> [Document]:
AthleticsOn Athletics

Difficult to separate Ciara Mageean and Rhasidat Adeleke after their impressive seasons

Both athletes enjoyed outstanding campaigns and deservedly share the Athlete of the Year award

You know these end-of-year sporting award fests are getting silly when you start disagreeing with yourself over who exactly won what. Nowhere does the objective meet the subjective with greater fear or envy, and this year was no exception.

When Athletics Ireland were first out of the blocks in naming their chosen one, such was the supreme quality and consistency of the performances it was impossible to keep two of them apart – so Ciara Mageean and Rhasidat Adeleke were announced as joint Athlete of the Year, and most people sat there thinking that one accolade divided into two was fair enough.

It was the first time two women athletes shared this one accolade, fitting given the similar heights reached by both Mageean and Adeleke over the course of the year, including their fourth-place finishes at the World Championships during those hot nights in Budapest last August.

> [Data entries]:
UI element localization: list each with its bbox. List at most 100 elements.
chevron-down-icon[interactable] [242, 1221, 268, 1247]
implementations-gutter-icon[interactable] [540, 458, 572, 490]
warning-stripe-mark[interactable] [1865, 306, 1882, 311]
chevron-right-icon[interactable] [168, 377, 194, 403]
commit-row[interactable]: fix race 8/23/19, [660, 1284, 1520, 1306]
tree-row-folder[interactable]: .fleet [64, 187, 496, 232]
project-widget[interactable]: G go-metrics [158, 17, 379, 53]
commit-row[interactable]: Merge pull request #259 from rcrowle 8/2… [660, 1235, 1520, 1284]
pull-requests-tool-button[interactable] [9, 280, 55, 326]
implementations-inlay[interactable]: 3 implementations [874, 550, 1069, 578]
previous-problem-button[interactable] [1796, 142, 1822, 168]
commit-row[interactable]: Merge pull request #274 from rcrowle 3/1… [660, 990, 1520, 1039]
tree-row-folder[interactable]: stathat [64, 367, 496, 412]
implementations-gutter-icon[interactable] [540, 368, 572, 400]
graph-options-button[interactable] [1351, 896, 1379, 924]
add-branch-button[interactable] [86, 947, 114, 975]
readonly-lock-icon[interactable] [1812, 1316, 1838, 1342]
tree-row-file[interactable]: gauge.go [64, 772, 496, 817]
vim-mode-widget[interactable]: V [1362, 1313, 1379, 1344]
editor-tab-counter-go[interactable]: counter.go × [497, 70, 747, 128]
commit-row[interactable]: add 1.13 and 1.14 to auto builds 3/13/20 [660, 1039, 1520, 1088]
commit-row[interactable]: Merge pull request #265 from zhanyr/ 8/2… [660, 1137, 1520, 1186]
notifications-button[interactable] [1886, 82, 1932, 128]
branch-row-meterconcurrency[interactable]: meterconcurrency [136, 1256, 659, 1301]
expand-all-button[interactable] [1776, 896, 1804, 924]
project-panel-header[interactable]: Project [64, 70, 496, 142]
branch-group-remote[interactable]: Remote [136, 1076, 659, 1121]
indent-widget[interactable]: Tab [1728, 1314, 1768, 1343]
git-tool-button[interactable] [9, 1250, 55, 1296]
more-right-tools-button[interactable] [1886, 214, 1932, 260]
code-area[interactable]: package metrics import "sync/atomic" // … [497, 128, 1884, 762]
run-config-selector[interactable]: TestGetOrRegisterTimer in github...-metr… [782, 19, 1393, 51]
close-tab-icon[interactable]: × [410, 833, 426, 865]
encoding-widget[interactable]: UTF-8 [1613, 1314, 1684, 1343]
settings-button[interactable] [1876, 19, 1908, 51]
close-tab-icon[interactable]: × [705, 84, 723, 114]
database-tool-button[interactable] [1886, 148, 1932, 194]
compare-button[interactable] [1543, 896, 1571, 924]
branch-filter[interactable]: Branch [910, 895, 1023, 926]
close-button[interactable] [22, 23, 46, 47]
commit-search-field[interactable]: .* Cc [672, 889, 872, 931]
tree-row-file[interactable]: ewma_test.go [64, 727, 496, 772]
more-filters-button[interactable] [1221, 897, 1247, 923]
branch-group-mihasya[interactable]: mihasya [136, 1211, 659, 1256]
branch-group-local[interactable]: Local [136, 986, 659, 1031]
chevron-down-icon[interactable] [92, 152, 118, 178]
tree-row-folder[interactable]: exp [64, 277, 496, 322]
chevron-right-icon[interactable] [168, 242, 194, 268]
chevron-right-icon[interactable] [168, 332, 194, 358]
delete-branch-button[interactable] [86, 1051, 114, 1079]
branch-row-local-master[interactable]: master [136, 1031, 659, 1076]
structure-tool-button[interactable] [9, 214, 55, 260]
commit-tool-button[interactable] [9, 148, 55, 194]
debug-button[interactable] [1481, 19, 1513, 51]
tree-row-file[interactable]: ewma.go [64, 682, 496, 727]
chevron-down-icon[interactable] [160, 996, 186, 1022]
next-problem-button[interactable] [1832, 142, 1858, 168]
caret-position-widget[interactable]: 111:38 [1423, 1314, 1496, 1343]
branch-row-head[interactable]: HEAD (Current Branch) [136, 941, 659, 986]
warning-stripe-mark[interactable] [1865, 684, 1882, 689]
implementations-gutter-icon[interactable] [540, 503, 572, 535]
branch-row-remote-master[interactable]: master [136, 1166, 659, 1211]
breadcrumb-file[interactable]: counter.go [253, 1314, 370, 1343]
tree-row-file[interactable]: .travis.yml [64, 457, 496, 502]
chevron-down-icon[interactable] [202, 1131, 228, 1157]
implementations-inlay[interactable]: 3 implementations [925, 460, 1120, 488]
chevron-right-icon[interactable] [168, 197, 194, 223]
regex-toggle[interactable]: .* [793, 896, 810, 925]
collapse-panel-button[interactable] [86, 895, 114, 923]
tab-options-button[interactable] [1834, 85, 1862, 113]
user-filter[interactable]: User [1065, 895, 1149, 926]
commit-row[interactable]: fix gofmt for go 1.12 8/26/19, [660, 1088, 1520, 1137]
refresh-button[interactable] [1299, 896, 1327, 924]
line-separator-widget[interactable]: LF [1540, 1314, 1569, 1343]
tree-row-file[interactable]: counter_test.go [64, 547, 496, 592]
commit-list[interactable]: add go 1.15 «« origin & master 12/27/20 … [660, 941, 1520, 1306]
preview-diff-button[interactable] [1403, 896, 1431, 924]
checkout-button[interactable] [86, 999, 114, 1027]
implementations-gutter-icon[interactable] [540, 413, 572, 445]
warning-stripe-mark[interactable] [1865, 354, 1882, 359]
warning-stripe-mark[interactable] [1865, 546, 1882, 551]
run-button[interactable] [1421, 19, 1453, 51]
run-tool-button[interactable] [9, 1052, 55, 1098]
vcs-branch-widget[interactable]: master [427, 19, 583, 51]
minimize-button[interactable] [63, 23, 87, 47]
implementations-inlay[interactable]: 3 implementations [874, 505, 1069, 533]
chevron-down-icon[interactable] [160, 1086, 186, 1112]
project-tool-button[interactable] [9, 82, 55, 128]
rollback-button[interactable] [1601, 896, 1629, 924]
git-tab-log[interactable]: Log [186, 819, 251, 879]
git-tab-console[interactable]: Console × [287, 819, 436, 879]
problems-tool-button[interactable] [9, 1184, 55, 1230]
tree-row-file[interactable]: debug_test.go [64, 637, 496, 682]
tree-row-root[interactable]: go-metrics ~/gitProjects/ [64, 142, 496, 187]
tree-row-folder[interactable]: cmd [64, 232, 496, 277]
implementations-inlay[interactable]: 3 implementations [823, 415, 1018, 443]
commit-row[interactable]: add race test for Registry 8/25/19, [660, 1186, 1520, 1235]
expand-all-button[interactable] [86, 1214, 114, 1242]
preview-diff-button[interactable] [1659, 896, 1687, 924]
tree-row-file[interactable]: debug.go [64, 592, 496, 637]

> [Goal]: In the athletics article, in which city did Mageean and Adeleke each finish fourth at the World Championships?

> [Finished answer]: Budapest